START DATASET CONTENT
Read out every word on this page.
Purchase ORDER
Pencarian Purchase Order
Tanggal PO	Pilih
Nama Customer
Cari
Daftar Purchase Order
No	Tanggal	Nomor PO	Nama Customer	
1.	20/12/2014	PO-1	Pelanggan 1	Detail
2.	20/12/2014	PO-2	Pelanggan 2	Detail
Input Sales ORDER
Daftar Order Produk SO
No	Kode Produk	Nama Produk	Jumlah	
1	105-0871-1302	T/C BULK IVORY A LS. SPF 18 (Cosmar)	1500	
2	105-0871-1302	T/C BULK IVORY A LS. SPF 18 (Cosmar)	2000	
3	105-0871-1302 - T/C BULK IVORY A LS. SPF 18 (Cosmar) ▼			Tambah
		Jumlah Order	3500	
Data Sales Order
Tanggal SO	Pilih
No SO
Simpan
END DATASET CONTENT
EXERCISE OBJECTIVE:
Print back all the lines verbatim.

TASK ANSWER:
Read out every word on this page.
Purchase ORDER
Pencarian Purchase Order
Tanggal PO	Pilih
Nama Customer
Cari
Daftar Purchase Order
No	Tanggal	Nomor PO	Nama Customer	
1.	20/12/2014	PO-1	Pelanggan 1	Detail
2.	20/12/2014	PO-2	Pelanggan 2	Detail
Input Sales ORDER
Daftar Order Produk SO
No	Kode Produk	Nama Produk	Jumlah	
1	105-0871-1302	T/C BULK IVORY A LS. SPF 18 (Cosmar)	1500	
2	105-0871-1302	T/C BULK IVORY A LS. SPF 18 (Cosmar)	2000	
3	105-0871-1302 - T/C BULK IVORY A LS. SPF 18 (Cosmar) ▼			Tambah
		Jumlah Order	3500	
Data Sales Order
Tanggal SO	Pilih
No SO
Simpan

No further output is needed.